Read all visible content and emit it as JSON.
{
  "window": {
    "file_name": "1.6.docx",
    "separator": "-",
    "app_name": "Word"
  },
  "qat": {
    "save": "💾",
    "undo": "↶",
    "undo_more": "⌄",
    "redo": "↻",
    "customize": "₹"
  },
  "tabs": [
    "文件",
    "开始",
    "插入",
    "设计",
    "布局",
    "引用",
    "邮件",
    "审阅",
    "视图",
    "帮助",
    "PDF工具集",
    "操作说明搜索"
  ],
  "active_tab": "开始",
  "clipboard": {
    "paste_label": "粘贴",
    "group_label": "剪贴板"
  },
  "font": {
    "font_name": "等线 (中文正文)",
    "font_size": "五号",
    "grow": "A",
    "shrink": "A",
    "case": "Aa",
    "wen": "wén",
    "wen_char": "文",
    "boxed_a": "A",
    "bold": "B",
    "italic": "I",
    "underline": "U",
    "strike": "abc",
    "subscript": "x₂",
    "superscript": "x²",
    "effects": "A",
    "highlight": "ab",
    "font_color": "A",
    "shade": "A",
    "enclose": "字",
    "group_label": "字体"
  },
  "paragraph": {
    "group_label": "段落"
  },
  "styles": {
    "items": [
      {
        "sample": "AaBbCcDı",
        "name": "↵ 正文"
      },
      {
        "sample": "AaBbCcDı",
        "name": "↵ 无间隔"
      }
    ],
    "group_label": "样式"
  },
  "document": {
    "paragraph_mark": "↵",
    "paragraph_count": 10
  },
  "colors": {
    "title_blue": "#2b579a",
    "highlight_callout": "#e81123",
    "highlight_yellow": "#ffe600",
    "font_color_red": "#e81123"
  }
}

--- --- ---

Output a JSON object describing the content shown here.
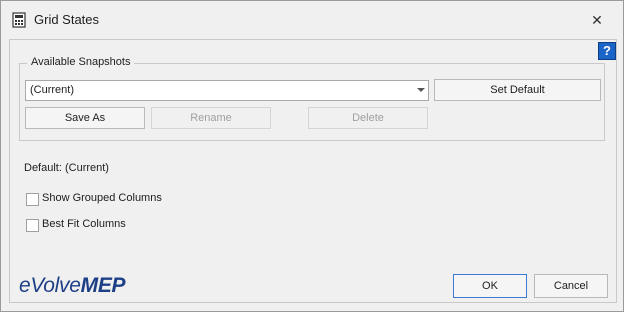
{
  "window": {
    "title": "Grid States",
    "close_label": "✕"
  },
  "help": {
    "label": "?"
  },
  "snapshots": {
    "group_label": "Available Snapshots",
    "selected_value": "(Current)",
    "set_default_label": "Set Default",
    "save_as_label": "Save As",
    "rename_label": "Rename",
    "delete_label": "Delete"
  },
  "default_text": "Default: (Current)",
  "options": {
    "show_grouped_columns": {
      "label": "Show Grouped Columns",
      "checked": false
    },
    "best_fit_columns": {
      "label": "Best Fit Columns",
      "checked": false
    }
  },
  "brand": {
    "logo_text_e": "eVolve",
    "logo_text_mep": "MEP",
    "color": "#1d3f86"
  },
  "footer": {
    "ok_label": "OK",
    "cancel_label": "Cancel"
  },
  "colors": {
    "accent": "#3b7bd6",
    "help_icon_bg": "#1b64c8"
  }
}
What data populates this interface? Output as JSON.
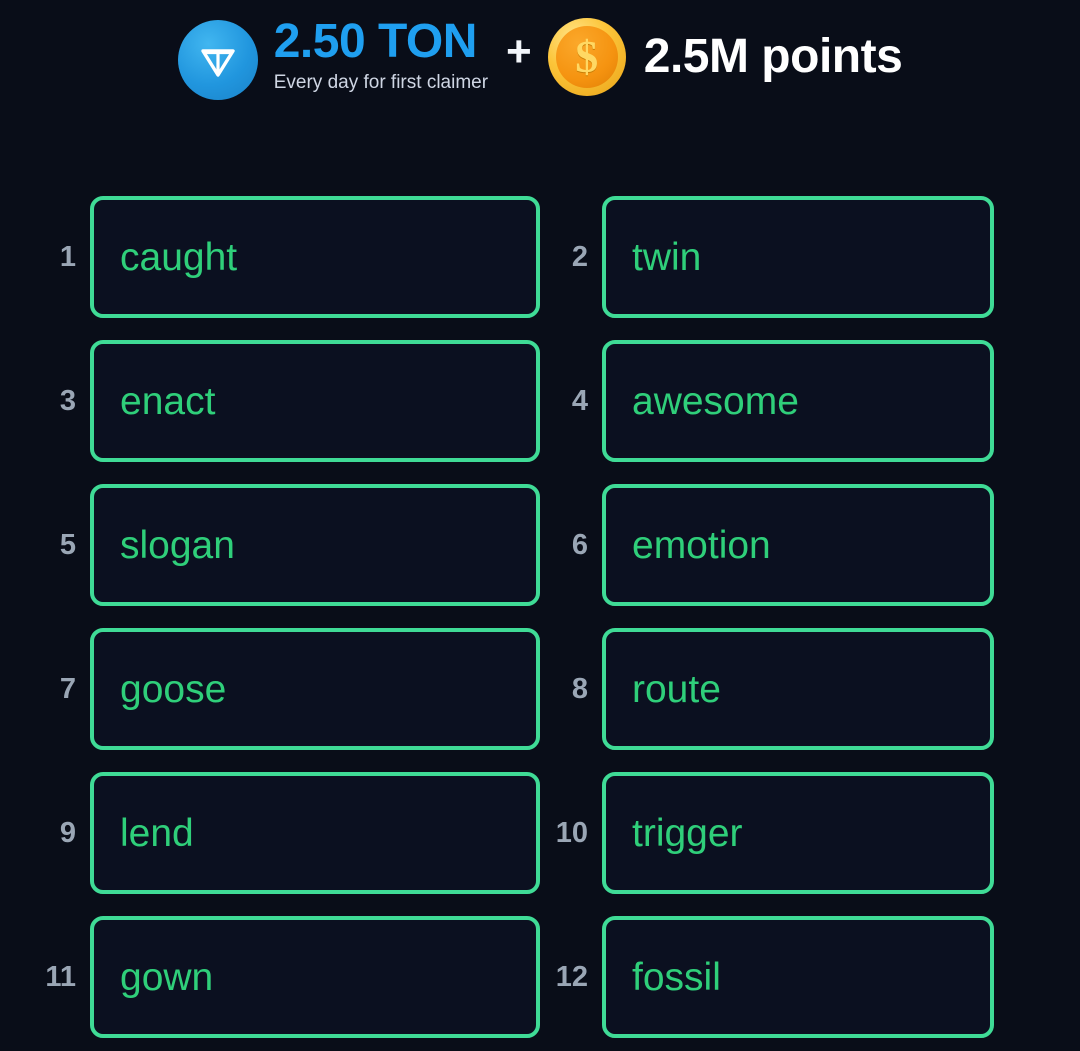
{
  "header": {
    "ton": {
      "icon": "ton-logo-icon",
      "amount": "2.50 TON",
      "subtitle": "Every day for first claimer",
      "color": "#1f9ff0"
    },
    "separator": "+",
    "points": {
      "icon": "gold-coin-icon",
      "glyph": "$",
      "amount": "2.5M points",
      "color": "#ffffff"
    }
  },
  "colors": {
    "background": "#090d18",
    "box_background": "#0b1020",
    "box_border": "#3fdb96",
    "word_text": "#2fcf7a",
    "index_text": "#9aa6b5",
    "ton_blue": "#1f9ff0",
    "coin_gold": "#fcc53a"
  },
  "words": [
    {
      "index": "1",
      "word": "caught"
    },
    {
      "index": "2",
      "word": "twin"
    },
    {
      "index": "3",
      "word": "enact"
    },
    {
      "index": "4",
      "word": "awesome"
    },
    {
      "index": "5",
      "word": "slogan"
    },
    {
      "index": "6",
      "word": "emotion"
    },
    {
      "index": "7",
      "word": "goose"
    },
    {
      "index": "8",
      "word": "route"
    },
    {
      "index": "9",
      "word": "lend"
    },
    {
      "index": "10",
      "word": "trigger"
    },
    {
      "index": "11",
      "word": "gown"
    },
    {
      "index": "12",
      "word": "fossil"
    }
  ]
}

--- --- ---

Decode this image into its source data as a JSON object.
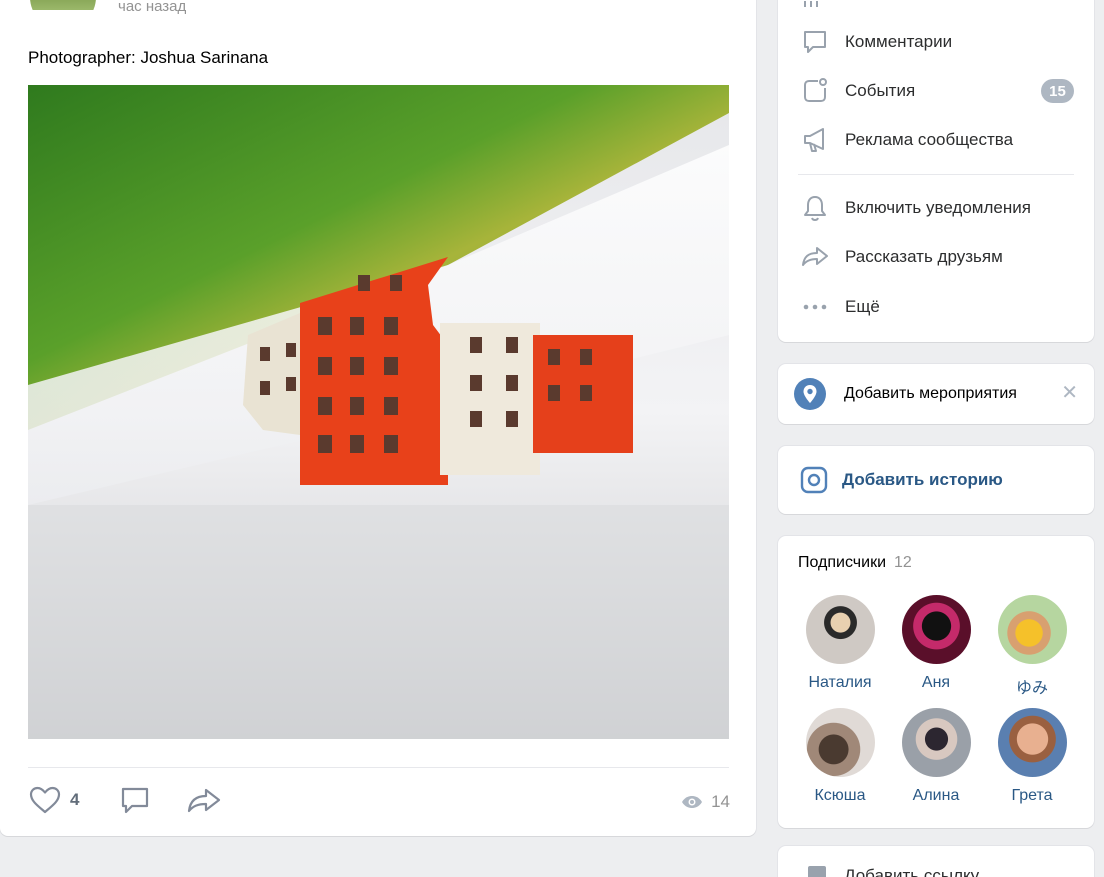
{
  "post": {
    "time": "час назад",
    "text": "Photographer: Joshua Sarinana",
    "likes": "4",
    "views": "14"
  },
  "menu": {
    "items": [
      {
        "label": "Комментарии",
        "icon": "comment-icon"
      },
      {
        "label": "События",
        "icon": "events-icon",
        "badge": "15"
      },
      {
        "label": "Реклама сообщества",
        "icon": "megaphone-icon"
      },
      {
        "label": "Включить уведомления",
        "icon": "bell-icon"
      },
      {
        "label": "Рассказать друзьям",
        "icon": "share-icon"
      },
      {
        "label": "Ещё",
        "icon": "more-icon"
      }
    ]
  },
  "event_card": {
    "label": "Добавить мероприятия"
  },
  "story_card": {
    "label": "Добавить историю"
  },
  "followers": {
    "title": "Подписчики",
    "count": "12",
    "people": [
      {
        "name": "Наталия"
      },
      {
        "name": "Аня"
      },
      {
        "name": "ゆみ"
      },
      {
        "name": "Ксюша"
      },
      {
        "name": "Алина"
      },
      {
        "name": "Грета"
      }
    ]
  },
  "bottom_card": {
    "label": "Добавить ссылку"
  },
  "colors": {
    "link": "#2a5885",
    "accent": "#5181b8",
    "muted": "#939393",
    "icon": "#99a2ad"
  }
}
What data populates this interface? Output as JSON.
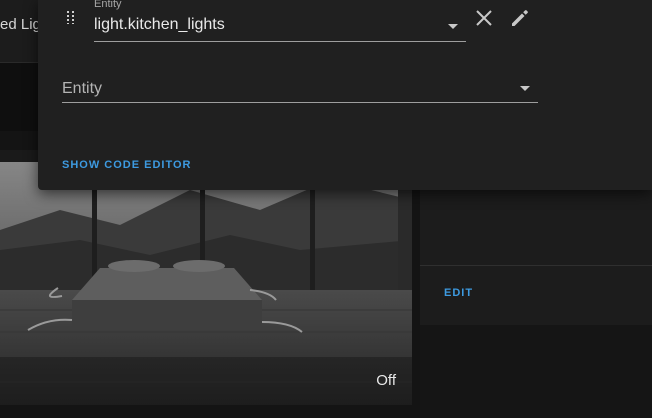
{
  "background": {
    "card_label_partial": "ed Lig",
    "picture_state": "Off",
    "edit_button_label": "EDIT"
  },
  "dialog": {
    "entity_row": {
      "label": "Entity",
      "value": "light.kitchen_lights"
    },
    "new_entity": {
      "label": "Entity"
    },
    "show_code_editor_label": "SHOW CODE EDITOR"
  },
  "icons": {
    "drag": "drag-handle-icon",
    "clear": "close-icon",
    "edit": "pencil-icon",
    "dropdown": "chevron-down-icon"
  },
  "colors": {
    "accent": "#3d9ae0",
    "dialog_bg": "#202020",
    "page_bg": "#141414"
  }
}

--- --- ---

THE TASK: Track down every line holding the string "Current" and copy it.

EXPECTED OUTPUT:
    "selected_value": "(Current)",
  "default_text": "Default: (Current)",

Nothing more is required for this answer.